Task set:
- 1) Answer these questions, one per line, from the text on American unilateralism:
(a) In which body were the League and the Treaty of Versailles defeated?
(b) By what name is the Neutrality Act of 1939 called?
(c) What brought unilateralism to an end?
- 2) Does each statement agree with the text on American unilateralism? Answer yes or no, and quote the deciding words.
(a) The United States entered World War I as an "associated power" with the Allies.
(b) The Neutrality Act of 1939 was passed several months before World War II began.
(c) The United States entered World War II as an ally of Britain and France.
- 3) Output the part of the text on American unilateralism between "American unilateralism remained" and "another European war.", inclusive.

Selected text:
■ ■ ■ ■ ■ ■ ■

American unilateralism remained entrenched, and formed the basis for American neutrality in World War I. However, after the United States entered the war as an “associated power” with the Allies, Woodrow Wilson became an advocate of an international League of Nations to enforce peace. The League and the Treaty of Versailles were defeated in the U.S. Senate, and the official doctrine of the United States remained unilateralist over the period 1920 to 1941. During this period, the doctrine became known as isolationism, and neutrality legislation passed during the 1930s was designed to prohibit the United States from becoming engaged in another European war.

The “Cash and Carry” Neutrality Act of 1939, passed within a few weeks after the outbreak of World War II, was intended to prevent the United States from becoming either a creditor to the Allies or to become engaged through its shipping as a target for German submarines. The law, based on the experience of World War I, was calculated to prevent the recurrence of the issues that had drawn the United States into that earlier conflict. However, unilateralism came to an end with the Japanese attack on Pearl Harbor, and the entry of the United States into the war as an ally of Britain and the Soviet Union. Roosevelt developed a vision of a war-free world where all nations could live in peace, and the concept of the League of Nations was revived with the creation of the United Nations.

■ ■ ■ ■ ■ ■ ■

Source data:
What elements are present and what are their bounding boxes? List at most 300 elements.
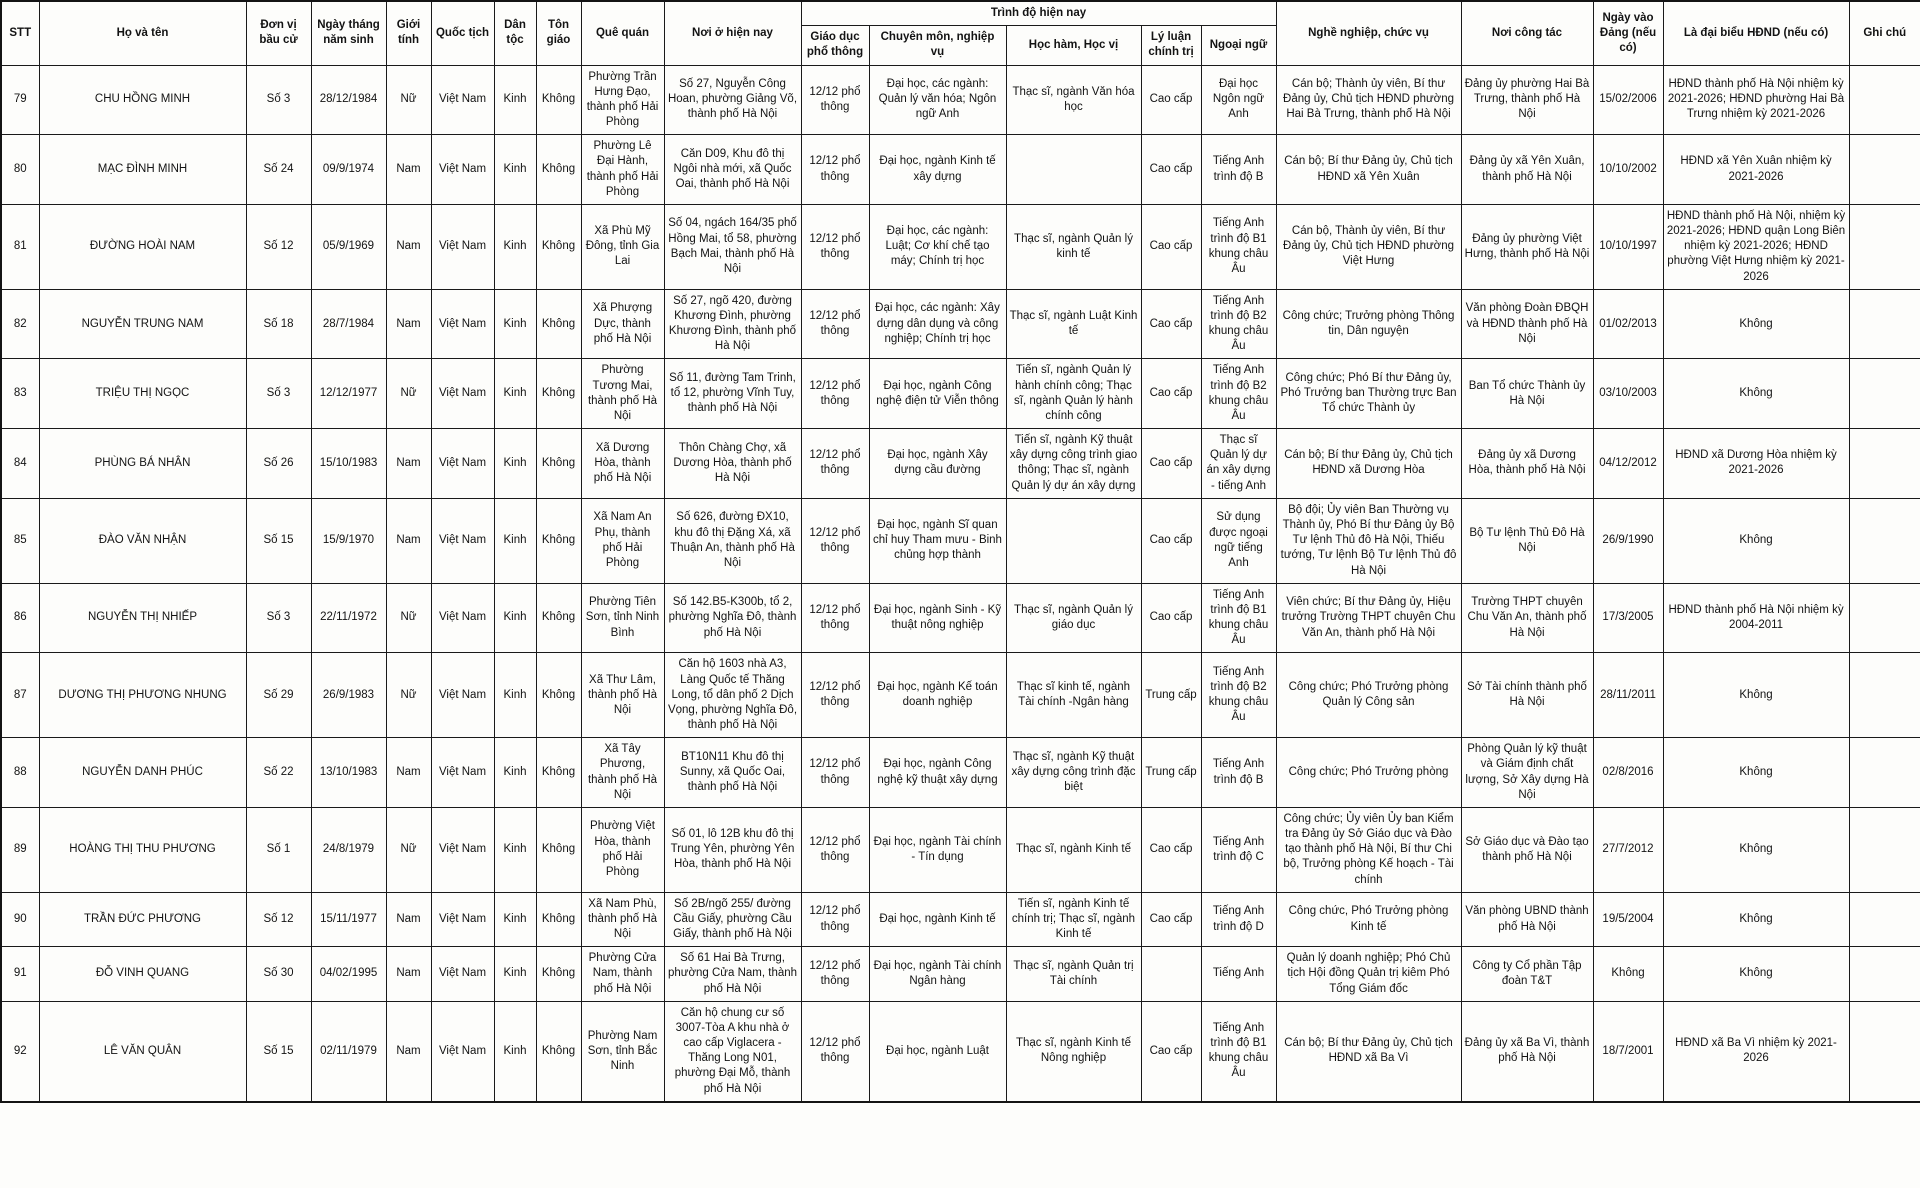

■ ■ ■ ■ ■ ■ ■

Outputs:
- 1)
(a) The U.S. Senate.
(b) The “Cash and Carry” Neutrality Act.
(c) The Japanese attack on Pearl Harbor.

- 2)
(a) Yes: "after the United States entered the war as an “associated power” with the Allies"
(b) No: "passed within a few weeks after the outbreak of World War II"
(c) No: "the entry of the United States into the war as an ally of Britain and the Soviet Union"

- 3)
American unilateralism remained entrenched, and formed the basis for American neutrality in World War I. However, after the United States entered the war as an “associated power” with the Allies, Woodrow Wilson became an advocate of an international League of Nations to enforce peace. The League and the Treaty of Versailles were defeated in the U.S. Senate, and the official doctrine of the United States remained unilateralist over the period 1920 to 1941. During this period, the doctrine became known as isolationism, and neutrality legislation passed during the 1930s was designed to prohibit the United States from becoming engaged in another European war.